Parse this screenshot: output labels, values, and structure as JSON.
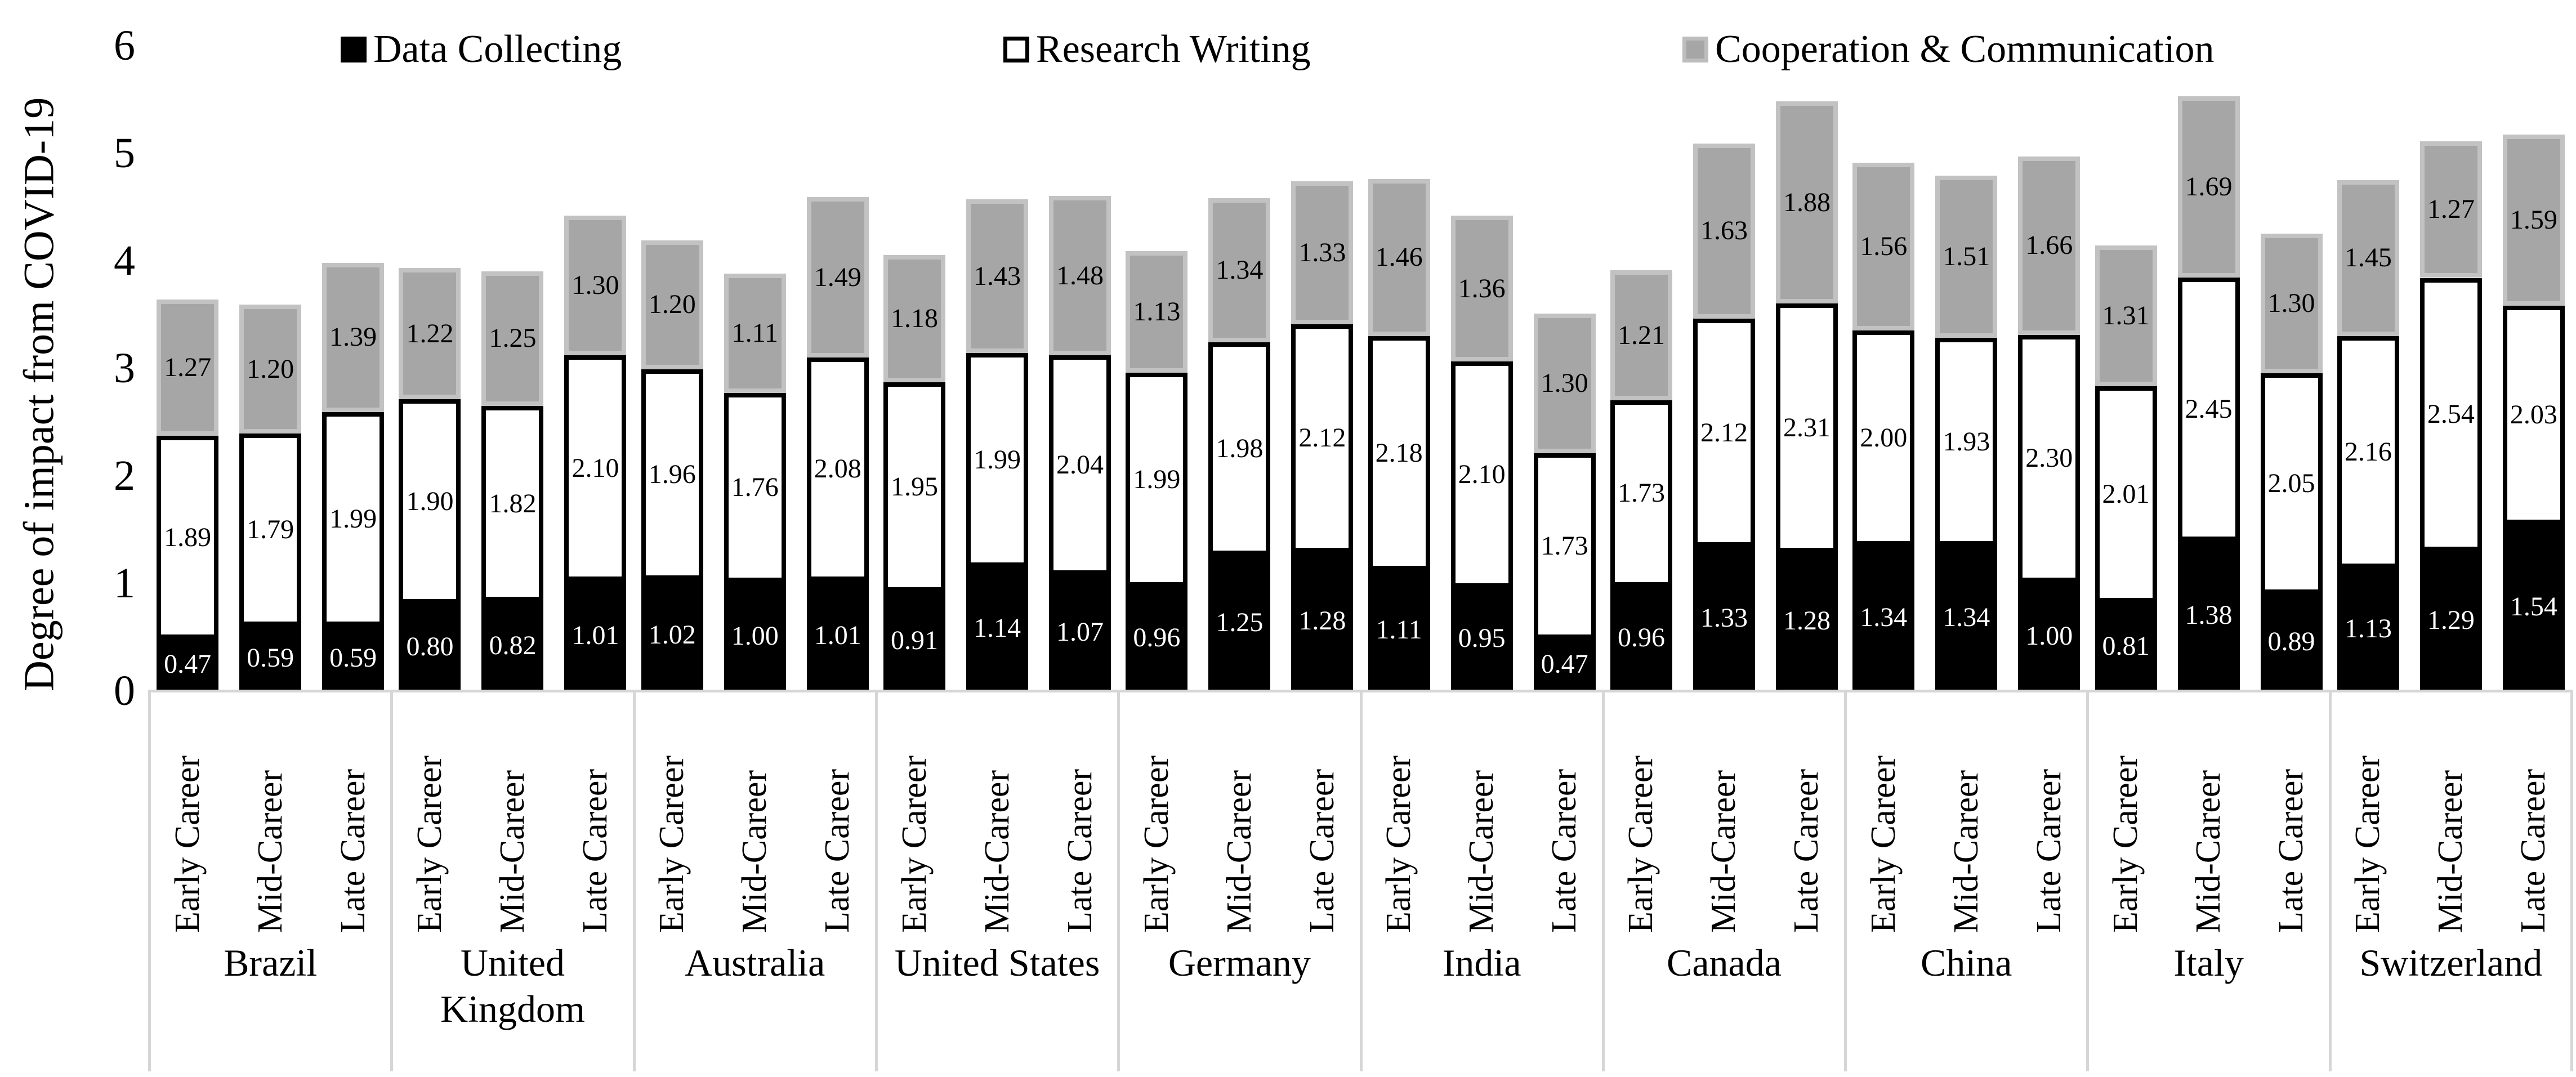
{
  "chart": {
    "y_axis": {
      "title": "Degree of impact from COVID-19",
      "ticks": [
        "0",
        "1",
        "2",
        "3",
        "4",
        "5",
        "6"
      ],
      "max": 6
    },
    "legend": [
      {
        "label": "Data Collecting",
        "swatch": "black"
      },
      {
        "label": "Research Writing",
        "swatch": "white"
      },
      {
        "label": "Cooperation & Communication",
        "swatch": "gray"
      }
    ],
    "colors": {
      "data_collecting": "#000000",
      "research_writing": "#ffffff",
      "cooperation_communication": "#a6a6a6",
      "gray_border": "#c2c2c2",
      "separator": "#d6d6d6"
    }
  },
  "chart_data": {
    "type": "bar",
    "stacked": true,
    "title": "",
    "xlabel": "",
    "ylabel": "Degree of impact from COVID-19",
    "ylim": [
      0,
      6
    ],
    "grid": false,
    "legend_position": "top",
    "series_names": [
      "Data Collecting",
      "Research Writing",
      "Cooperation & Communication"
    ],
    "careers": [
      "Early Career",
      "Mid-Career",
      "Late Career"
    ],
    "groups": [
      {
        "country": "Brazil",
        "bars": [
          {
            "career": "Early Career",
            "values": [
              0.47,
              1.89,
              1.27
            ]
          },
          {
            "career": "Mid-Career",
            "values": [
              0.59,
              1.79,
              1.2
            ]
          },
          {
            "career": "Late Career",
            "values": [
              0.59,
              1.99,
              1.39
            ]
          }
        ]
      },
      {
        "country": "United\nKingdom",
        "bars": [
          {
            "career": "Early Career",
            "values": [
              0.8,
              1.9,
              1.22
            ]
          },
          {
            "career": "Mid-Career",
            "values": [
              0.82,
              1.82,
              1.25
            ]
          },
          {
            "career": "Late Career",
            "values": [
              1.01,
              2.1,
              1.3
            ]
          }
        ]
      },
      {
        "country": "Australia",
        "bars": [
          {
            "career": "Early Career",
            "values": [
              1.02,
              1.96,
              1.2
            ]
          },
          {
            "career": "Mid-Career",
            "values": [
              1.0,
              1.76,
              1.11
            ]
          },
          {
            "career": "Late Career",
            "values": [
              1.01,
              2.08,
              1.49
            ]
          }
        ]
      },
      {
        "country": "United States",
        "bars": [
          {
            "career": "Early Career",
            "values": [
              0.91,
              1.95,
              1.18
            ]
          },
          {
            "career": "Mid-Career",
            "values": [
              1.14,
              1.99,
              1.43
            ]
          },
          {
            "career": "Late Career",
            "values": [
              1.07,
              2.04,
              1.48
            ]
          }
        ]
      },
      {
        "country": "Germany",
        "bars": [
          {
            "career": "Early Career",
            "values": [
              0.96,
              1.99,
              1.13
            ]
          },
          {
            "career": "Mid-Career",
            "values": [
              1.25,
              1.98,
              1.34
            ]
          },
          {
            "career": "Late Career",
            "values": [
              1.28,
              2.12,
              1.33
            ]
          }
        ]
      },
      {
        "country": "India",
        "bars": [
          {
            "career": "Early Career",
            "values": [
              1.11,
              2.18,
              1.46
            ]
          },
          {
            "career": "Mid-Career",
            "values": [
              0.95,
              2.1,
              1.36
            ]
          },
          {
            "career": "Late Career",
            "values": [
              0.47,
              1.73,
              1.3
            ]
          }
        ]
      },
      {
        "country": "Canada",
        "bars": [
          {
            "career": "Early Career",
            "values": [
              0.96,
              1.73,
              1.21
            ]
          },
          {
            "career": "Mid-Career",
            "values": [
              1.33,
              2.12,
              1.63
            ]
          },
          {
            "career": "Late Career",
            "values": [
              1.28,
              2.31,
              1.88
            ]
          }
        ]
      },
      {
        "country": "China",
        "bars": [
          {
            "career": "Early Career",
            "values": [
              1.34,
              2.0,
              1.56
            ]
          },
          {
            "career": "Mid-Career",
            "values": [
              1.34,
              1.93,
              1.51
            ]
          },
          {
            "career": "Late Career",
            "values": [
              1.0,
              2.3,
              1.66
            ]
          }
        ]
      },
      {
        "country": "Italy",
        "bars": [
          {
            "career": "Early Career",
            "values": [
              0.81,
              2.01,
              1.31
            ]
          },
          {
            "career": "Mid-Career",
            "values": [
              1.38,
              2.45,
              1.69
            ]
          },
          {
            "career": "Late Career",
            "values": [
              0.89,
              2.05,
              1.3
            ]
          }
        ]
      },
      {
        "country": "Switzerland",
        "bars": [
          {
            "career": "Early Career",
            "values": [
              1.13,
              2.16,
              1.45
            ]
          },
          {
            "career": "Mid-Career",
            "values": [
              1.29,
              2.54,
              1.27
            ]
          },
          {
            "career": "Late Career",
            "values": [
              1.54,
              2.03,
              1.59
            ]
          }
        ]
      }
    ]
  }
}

..............................

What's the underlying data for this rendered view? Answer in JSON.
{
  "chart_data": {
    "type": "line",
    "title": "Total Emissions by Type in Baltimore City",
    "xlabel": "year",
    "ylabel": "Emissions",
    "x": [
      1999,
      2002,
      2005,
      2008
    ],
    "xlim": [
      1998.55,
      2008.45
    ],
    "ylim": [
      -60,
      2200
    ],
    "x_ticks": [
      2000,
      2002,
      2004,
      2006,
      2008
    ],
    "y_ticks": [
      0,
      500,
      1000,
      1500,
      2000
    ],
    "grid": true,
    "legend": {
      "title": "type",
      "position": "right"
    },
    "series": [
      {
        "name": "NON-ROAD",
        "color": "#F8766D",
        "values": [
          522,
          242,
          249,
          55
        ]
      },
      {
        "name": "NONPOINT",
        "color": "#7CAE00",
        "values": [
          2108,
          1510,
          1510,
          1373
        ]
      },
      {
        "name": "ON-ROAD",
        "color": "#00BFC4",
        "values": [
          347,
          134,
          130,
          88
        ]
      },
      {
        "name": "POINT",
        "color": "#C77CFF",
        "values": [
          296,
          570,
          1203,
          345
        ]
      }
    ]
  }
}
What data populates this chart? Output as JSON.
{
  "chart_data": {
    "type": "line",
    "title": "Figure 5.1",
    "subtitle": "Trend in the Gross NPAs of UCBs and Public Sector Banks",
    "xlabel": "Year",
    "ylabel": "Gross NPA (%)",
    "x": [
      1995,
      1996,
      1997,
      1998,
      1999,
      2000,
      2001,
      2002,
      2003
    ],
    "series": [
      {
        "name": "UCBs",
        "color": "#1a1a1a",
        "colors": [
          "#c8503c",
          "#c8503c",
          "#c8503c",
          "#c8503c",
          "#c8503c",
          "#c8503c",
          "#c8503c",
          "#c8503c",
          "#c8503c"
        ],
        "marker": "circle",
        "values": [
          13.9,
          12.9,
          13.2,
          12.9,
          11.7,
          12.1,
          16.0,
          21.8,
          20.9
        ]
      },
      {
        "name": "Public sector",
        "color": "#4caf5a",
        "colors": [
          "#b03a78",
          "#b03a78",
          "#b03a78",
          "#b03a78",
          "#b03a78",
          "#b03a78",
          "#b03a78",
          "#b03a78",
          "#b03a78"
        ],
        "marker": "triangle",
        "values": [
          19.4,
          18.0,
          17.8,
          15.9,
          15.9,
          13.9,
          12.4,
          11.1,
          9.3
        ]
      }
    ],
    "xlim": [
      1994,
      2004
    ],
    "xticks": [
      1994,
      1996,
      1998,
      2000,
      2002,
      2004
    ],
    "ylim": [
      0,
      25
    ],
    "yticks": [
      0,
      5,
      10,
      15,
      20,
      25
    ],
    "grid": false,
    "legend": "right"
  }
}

..............................

:: DO THIS ::
Track down every line of the material containing the string "Gross", and copy it.

:: TASK SOLUTION ::
    "subtitle": "Trend in the Gross NPAs of UCBs and Public Sector Banks",
    "ylabel": "Gross NPA (%)",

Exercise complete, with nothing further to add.